[Aim of the task]: Repeat, word for word, the stretch of the listing below from the line containing "annotation-marker: [824, 288, 833, 297]" through the line containing "date-range-value[interactable]: All values: [8, 80, 73, 97]", with both of those lines included.

Raw records
━━━━━━━━━━━━━━━━
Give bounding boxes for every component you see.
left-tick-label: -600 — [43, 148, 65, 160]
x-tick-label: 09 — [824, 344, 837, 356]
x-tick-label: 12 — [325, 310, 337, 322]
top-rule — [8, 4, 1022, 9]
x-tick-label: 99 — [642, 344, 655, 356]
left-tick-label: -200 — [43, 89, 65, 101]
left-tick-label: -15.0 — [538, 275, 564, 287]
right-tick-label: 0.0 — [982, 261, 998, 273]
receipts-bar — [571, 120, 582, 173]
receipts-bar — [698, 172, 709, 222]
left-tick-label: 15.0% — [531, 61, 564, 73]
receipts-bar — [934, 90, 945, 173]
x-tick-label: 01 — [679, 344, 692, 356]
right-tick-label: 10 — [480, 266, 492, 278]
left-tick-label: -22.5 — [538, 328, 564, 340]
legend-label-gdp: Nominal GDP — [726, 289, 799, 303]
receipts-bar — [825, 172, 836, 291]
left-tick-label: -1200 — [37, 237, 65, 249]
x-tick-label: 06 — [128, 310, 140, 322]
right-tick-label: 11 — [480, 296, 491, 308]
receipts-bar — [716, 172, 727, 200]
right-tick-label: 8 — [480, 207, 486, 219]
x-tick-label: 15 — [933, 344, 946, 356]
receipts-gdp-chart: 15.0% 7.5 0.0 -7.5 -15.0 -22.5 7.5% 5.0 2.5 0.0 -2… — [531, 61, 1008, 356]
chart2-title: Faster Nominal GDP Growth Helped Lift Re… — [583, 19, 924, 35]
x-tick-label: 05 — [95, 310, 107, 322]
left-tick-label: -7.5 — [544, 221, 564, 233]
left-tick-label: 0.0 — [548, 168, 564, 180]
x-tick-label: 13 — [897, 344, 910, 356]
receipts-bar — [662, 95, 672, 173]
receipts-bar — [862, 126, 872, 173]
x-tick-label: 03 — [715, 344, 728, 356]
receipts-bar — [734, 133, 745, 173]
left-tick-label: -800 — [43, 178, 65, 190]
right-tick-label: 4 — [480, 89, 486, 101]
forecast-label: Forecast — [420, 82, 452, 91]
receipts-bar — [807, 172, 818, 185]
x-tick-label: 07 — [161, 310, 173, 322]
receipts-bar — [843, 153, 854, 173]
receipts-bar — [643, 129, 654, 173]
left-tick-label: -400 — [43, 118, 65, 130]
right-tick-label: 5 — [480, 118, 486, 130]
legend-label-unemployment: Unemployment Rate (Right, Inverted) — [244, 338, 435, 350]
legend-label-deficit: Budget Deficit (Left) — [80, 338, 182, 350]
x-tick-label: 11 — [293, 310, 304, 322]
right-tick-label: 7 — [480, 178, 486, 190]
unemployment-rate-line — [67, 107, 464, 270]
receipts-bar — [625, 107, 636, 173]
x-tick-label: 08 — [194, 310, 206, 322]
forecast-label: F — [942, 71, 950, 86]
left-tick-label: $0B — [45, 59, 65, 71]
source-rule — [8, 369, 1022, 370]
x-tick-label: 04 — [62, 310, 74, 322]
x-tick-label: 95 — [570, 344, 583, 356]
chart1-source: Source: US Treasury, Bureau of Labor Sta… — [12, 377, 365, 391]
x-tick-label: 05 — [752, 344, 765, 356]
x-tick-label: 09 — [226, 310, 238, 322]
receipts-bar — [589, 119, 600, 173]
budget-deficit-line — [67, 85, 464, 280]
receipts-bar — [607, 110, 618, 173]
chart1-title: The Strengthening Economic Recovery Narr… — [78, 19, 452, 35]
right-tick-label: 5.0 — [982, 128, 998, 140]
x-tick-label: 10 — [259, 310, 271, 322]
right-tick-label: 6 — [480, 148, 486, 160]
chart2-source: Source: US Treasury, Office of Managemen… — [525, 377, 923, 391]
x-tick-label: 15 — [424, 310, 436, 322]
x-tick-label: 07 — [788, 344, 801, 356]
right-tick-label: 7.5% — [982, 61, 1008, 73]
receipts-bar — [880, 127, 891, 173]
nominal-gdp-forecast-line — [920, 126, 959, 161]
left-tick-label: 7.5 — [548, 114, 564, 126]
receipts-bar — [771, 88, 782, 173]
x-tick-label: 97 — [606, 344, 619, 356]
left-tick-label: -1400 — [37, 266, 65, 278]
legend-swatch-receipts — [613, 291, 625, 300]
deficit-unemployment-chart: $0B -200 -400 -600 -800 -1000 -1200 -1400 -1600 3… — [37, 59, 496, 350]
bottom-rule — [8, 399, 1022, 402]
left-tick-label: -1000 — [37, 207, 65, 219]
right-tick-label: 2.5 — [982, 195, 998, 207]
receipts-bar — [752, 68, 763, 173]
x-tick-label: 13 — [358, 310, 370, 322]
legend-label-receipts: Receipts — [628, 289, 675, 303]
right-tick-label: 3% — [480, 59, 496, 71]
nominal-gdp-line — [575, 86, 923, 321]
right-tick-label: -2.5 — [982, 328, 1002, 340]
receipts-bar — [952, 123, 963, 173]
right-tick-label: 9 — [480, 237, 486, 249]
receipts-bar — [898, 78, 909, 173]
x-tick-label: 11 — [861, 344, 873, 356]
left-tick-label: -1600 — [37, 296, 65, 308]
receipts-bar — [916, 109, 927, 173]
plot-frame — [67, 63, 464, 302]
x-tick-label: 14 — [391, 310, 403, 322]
━━━━━━━━━━━━━━━━
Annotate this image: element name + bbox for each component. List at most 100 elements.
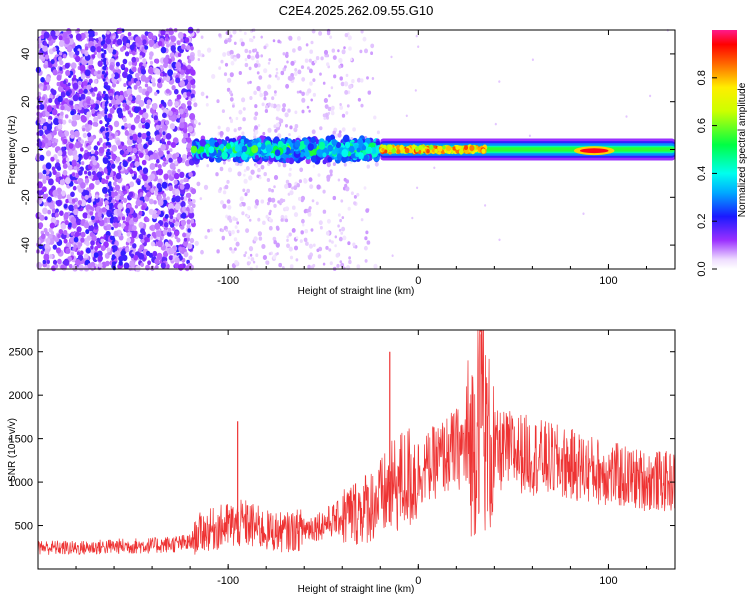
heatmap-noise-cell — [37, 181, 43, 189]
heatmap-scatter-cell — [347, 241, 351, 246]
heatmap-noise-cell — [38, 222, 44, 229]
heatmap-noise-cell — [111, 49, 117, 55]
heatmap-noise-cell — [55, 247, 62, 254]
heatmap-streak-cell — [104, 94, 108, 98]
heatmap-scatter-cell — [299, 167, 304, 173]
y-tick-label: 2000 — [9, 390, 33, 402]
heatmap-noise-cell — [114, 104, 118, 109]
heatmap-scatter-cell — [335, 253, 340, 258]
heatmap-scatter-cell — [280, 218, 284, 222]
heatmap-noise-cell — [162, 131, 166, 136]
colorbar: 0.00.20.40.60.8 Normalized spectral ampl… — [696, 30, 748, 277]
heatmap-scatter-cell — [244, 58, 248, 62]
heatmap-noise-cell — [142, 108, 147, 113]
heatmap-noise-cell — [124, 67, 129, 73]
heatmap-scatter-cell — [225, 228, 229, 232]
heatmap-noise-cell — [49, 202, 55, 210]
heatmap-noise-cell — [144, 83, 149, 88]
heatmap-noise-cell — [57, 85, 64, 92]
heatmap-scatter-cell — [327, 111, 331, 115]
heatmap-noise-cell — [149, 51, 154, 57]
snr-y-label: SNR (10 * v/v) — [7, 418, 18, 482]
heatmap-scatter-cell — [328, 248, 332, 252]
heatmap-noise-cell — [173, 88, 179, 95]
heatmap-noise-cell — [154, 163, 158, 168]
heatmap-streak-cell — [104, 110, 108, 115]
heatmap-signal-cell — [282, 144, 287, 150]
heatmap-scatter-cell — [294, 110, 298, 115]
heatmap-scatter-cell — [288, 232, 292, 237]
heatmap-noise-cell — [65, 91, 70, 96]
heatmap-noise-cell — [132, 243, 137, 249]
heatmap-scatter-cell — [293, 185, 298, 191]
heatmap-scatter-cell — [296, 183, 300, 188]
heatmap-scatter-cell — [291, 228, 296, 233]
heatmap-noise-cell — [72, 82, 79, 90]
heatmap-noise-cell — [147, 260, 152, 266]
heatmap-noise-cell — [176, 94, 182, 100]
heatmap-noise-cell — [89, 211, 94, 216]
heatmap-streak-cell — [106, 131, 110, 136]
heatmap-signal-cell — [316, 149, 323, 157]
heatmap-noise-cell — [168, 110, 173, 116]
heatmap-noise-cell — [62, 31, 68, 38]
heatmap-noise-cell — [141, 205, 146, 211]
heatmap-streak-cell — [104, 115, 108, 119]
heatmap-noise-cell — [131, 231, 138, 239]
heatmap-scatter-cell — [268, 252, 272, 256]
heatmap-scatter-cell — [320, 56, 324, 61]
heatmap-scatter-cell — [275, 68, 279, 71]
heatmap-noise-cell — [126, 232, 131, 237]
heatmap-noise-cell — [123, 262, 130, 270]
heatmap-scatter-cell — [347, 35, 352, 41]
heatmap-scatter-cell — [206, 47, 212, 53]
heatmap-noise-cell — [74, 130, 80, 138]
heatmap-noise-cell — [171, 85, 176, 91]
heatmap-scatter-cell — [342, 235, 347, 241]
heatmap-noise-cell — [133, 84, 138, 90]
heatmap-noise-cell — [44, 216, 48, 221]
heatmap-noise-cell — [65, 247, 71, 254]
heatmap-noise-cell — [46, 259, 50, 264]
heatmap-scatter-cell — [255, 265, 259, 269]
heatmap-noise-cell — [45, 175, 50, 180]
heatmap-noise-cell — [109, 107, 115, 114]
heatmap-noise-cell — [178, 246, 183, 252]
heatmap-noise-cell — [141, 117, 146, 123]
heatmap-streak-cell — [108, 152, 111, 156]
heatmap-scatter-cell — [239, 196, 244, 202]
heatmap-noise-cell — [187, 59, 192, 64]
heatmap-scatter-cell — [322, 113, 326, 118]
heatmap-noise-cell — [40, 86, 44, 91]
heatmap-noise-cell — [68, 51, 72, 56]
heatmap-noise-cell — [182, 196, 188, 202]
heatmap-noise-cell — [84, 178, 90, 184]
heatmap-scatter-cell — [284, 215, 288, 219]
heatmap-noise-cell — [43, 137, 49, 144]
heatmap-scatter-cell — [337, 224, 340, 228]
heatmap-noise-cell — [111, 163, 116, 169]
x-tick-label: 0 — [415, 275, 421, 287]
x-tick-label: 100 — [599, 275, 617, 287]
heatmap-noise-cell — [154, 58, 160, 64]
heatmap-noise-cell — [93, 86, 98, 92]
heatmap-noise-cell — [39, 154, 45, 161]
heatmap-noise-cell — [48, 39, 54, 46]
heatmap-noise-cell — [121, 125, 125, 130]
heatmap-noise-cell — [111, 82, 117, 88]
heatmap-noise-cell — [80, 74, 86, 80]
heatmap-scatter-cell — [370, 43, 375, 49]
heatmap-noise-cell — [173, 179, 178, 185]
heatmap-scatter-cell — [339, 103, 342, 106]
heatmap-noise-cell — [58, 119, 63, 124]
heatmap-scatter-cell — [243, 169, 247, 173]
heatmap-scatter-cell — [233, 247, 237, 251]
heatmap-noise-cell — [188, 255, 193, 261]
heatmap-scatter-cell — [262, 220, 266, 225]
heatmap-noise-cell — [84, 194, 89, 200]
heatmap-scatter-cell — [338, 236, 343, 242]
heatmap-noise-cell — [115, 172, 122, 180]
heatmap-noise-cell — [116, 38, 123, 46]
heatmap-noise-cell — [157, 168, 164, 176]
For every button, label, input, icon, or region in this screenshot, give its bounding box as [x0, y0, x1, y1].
━━━━━━━━━━━━━━━━
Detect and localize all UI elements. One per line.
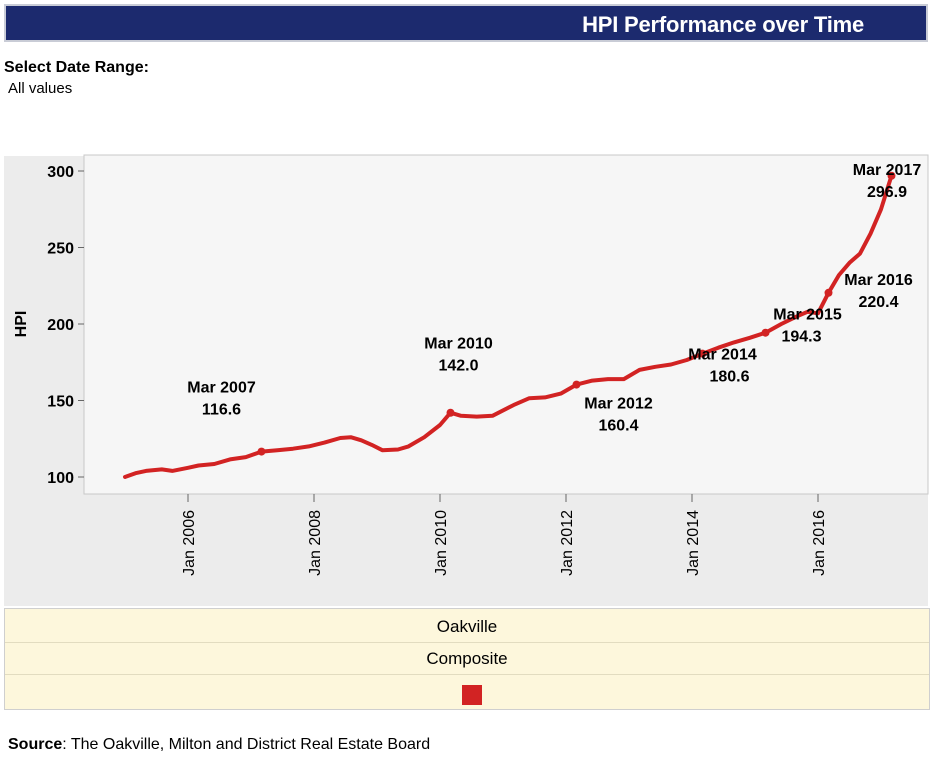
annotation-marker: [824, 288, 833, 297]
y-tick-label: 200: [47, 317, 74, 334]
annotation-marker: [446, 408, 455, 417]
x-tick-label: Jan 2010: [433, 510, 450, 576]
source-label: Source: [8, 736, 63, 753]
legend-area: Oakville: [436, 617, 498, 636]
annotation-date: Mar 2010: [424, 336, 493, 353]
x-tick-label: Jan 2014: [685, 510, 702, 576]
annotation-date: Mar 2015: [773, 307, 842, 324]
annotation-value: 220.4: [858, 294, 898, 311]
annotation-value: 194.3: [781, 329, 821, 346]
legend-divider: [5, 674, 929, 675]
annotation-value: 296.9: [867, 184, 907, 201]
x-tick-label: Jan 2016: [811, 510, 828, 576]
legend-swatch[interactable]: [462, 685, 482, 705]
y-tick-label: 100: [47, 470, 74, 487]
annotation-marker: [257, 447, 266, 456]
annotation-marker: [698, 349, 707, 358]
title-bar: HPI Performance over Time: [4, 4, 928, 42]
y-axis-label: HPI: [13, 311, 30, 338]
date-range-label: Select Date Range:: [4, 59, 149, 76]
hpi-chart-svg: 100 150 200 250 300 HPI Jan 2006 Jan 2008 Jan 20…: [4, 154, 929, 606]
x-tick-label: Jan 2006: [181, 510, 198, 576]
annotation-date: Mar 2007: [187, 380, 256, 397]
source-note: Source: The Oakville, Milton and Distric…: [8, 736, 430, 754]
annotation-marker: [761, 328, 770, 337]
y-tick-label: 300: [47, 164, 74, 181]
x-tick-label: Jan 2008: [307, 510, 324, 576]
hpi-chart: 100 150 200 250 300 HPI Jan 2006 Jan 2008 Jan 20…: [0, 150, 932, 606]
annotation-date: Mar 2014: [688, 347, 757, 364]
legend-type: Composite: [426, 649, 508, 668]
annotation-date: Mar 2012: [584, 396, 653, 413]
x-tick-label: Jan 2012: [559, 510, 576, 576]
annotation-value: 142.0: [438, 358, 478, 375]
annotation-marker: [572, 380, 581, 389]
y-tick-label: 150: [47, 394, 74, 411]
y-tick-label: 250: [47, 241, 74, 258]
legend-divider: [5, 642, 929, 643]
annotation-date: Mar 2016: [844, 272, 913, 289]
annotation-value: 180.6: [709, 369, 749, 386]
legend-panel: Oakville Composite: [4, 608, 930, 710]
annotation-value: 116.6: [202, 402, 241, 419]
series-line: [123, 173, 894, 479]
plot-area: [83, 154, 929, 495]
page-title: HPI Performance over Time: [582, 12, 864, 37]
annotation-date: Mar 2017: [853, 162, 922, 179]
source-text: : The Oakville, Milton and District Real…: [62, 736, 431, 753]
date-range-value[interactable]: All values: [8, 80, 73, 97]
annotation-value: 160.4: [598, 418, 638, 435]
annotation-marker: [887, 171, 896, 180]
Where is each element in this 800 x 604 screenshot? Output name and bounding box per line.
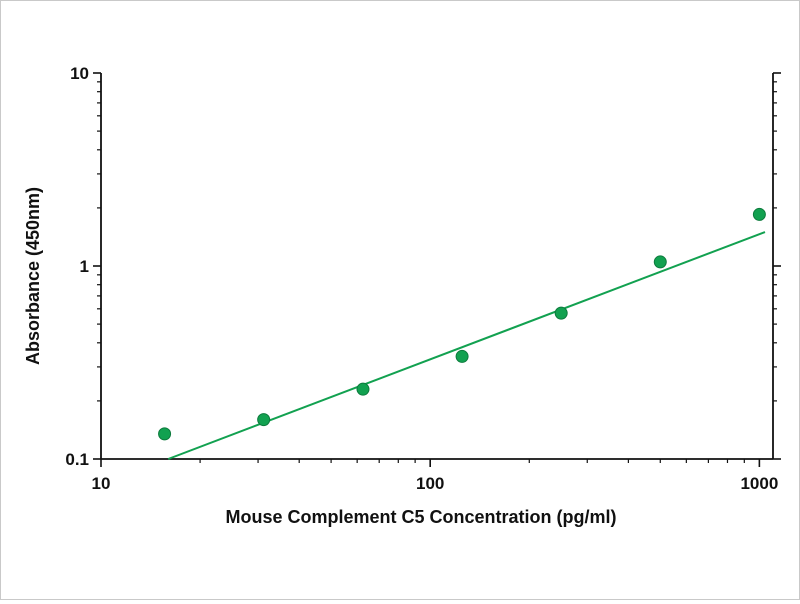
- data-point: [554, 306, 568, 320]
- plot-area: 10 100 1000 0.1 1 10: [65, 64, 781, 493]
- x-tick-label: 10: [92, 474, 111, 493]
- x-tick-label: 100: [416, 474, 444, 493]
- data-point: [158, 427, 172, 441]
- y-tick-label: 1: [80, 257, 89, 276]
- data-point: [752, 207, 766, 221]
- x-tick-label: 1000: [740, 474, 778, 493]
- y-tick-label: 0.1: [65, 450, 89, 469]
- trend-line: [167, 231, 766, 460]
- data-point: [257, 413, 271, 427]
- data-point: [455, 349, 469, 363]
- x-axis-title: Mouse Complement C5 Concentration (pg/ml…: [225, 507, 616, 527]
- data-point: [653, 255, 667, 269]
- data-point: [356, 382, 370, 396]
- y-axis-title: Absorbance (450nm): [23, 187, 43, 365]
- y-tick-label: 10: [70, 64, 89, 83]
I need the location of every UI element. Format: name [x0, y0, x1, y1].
━━━━━━━━━━━━━━━━
[Exercise result]:
annotation-marker: [824, 288, 833, 297]
y-tick-label: 200: [47, 317, 74, 334]
annotation-marker: [446, 408, 455, 417]
x-tick-label: Jan 2010: [433, 510, 450, 576]
source-label: Source: [8, 736, 63, 753]
legend-area: Oakville: [436, 617, 498, 636]
annotation-date: Mar 2010: [424, 336, 493, 353]
x-tick-label: Jan 2014: [685, 510, 702, 576]
annotation-date: Mar 2015: [773, 307, 842, 324]
annotation-value: 220.4: [858, 294, 898, 311]
annotation-value: 194.3: [781, 329, 821, 346]
legend-divider: [5, 674, 929, 675]
annotation-value: 296.9: [867, 184, 907, 201]
x-tick-label: Jan 2016: [811, 510, 828, 576]
legend-swatch[interactable]: [462, 685, 482, 705]
y-tick-label: 100: [47, 470, 74, 487]
annotation-marker: [257, 447, 266, 456]
annotation-marker: [698, 349, 707, 358]
title-bar: HPI Performance over Time: [4, 4, 928, 42]
y-axis-label: HPI: [13, 311, 30, 338]
date-range-label: Select Date Range:: [4, 59, 149, 76]
hpi-chart-svg: 100 150 200 250 300 HPI Jan 2006 Jan 2008 Jan 20…: [4, 154, 929, 606]
x-tick-label: Jan 2006: [181, 510, 198, 576]
annotation-date: Mar 2007: [187, 380, 256, 397]
source-note: Source: The Oakville, Milton and Distric…: [8, 736, 430, 754]
annotation-marker: [761, 328, 770, 337]
y-tick-label: 300: [47, 164, 74, 181]
x-tick-label: Jan 2008: [307, 510, 324, 576]
hpi-chart: 100 150 200 250 300 HPI Jan 2006 Jan 2008 Jan 20…: [0, 150, 932, 606]
annotation-date: Mar 2014: [688, 347, 757, 364]
legend-type: Composite: [426, 649, 508, 668]
annotation-date: Mar 2012: [584, 396, 653, 413]
x-tick-label: Jan 2012: [559, 510, 576, 576]
annotation-value: 142.0: [438, 358, 478, 375]
annotation-marker: [572, 380, 581, 389]
y-tick-label: 150: [47, 394, 74, 411]
y-tick-label: 250: [47, 241, 74, 258]
legend-divider: [5, 642, 929, 643]
annotation-date: Mar 2016: [844, 272, 913, 289]
annotation-value: 180.6: [709, 369, 749, 386]
legend-panel: Oakville Composite: [4, 608, 930, 710]
annotation-value: 116.6: [202, 402, 241, 419]
series-line: [123, 173, 894, 479]
plot-area: [83, 154, 929, 495]
page-title: HPI Performance over Time: [582, 12, 864, 37]
annotation-date: Mar 2017: [853, 162, 922, 179]
source-text: : The Oakville, Milton and District Real…: [62, 736, 431, 753]
date-range-value[interactable]: All values: [8, 80, 73, 97]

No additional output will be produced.